_Page excerpt_:

TTobi LütkeRemove grpo command from default train entrypoint

QMD Query Expansion Fine-Tuning

Overview

Train Qwen3-1.7B to expand search queries into structured hyde:/lex:/vec: output for QMD's hybrid retrieval pipeline.

Output Format

hyde: A hypothetical document passage that would answer the query.
lex: keyword1
lex: keyword2
vec: semantic query reformulation
vec: another semantic variation

hyde: always comes FIRST (one line max)
lex: lines for BM25 keyword search (1-3 lines, short keywords)
vec: lines for vector similarity search (1-3 lines, natural language)

Training Data Format

There is exactly one JSONL format. Every file in data/*.jsonl must match the strict Pydantic schema in dataset/schema.py:

{"query": "auth config", "output": [["hyde", "..."], ["lex", "..."], ["vec", "..."]]}

query: non-empty string
output: list of [type, text] pairs where type is "lex", "vec", or "hyde"
Extra metadata fields (category, intent, is_short) are allowed but ignored

The schema is enforced by dataset/schema.py:TrainingExample (Pydantic model). All data loading goes through load_examples() which fails loudly on invalid data. No format alternatives, no legacy fallbacks.

All .jsonl files in data/ are concatenated and deduplicated for training runs. The prepared train/val files in data/train/ are ephemeral build artifacts.

HuggingFace Repositories

Repository	Purpose
`tobil/qmd-query-expansion-1.7B`	Final merged model (SFT baseline)

_Set of tasks_:
**a)** In the QMD fine-tuning page, condense the paragraph beginning "The schema is enforced by" into a short bulleted list that keeps its main facts.
**b)** According to the QMD fine-tuning page, which model is trained to expand search queries?
**c)** Write the next part of the QMD fine-tuning page, picking up after its final line.
The items are not required for any part of this work.

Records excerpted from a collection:
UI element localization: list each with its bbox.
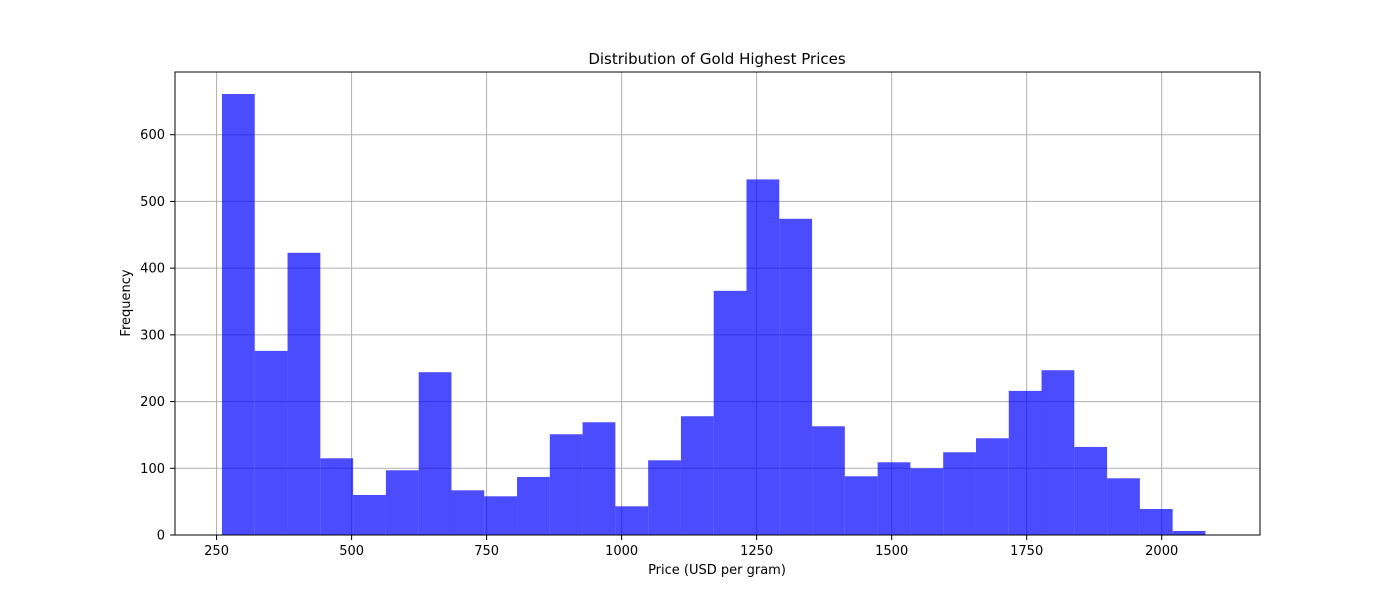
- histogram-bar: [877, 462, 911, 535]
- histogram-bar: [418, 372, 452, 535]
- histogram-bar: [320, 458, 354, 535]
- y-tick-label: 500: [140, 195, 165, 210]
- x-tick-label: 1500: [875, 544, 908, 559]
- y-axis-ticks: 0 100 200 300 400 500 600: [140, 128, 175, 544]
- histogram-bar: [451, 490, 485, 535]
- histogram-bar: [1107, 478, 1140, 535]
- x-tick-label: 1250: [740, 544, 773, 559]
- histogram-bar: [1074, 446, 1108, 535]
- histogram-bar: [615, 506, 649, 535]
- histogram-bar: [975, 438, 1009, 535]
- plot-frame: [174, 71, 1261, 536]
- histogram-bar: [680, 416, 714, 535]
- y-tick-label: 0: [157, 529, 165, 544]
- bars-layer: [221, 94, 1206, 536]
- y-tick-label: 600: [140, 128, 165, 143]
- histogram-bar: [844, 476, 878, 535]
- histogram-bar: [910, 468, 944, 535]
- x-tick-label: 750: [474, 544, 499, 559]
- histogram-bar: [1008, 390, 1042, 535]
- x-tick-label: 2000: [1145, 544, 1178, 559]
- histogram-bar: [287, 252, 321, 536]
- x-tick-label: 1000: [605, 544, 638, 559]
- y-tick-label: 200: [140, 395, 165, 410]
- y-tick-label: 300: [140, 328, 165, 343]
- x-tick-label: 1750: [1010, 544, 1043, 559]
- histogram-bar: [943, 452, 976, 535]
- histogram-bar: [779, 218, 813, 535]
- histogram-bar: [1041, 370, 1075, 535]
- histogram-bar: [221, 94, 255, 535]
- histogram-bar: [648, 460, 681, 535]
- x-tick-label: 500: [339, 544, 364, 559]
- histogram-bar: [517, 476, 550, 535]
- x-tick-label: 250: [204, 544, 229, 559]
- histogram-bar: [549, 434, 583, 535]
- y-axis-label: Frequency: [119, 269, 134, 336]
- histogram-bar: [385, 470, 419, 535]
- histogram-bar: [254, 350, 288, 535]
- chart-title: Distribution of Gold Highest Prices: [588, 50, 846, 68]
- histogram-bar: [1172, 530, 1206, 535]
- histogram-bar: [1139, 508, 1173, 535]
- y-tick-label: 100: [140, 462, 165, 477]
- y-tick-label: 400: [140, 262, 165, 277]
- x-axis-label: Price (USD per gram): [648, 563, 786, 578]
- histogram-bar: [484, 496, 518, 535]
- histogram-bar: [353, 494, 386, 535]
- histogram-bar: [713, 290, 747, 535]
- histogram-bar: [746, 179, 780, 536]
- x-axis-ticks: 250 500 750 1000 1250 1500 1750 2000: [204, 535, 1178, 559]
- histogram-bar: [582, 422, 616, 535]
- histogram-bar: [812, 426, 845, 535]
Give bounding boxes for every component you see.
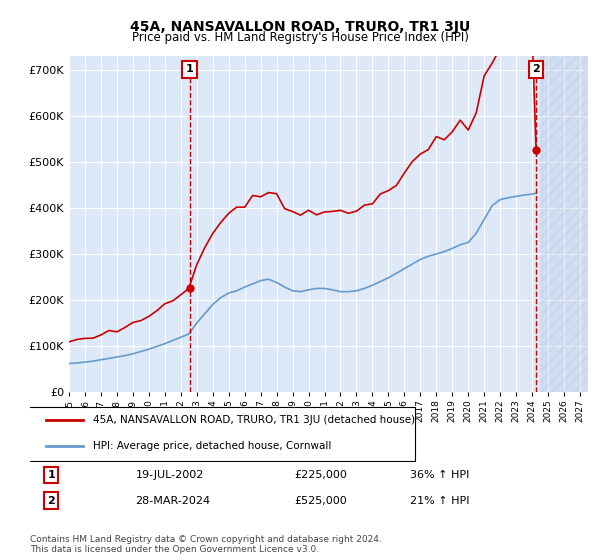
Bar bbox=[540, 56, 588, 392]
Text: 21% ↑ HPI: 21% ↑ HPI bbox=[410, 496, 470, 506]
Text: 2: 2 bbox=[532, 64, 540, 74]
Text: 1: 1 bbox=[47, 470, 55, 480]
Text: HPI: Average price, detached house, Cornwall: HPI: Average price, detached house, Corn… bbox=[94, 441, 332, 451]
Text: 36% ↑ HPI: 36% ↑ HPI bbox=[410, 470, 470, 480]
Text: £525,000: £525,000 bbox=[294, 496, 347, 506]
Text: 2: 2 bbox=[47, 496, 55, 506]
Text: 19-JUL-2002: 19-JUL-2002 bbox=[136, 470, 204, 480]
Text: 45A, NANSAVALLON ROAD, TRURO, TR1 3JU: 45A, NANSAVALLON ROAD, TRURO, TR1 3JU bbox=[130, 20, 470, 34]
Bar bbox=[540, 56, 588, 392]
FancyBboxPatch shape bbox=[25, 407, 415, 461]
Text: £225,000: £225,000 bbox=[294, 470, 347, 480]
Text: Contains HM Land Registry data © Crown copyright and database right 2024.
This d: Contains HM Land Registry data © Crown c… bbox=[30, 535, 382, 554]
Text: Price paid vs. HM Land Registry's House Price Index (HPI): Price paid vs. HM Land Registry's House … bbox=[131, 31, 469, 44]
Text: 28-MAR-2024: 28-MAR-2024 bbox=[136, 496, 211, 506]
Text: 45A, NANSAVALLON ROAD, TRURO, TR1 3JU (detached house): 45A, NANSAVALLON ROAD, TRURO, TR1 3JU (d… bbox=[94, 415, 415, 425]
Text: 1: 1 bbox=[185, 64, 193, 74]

_Answers for the exercise_:
**a)**
- The schema is enforced by the Pydantic model TrainingExample in dataset/schema.py.
- All data loading passes through load_examples(), which fails loudly on invalid data.
- No alternative formats or legacy fallbacks are supported.

**b)** Qwen3-1.7B.

**c)**
`tobil/qmd-query-expansion-1.7B-gguf`	GGUF quantized versions for deployment
`tobil/qmd-query-expansion-1.7B-sft`	SFT adapter checkpoint (intermediate)
`tobil/qmd-query-expansion-train`	Prepared training dataset
`tobil/qmd-query-expansion-1.7B-grpo`	Experimental GRPO adapter (optional)

Rules:

No versioned repos (-v1, -v2, -v4, etc.) - update in place
Only push when eval scores improve over current deployed model
Always include eval results in model card when pushing

Dataset Tools

Script	Purpose
`dataset/schema.py`	Pydantic `TrainingExample` model + `load_examples()`
`dataset/prepare_data.py`	Load via schema, apply Qwen3 chat template, dedup, split
`dataset/validate_schema.py`	Validate all JSONL files against schema
`dataset/score_data.py`	Score all examples using reward.py
`dataset/analyze_data.py`	Analyze distribution and quality

Training Pipeline

Always use Qwen3-1.7B as the base model unless explicitly stated otherwise.

Stage 0: Prepare Data

uv run dataset/prepare_data.py
# Creates: data/train/train.jsonl, data/train/val.jsonl (ephemeral)

Stage 1: SFT

# Local (requires CUDA)
uv run train.py sft --config configs/sft.yaml

# Cloud (HuggingFace Jobs)
hf jobs uv run --flavor a10g-large --secrets HF_TOKEN --timeout 2h jobs/sft.py

Stage 2: (Experimental) GRPO

# Experimental script
cd finetune && HF_TOKEN=${HF_TOKEN} uv run python experiments/grpo/grpo.py

HuggingFace Jobs

hf jobs ps                    # List running jobs
hf jobs logs <job-id>         # Stream logs
hf jobs inspect <job-id>      # Check status
hf jobs cancel <job-id>       # Cancel a job

Evaluation

uv run eval.py ./outputs/sft
uv run eval.py tobil/qmd-query-expansion-1.7B
uv run eval.py ./outputs/sft -o eval_results.json

Quality Scoring

reward.py is the single source of truth for scoring:

uv run reward.py   # Self-test

See SCORING.md for the full rubric.

Experiments

Experimental training configurations live in experiments/:

experiments/
├── lfm2/          # LiquidAI LFM2-1.2B (hybrid architecture, faster inference)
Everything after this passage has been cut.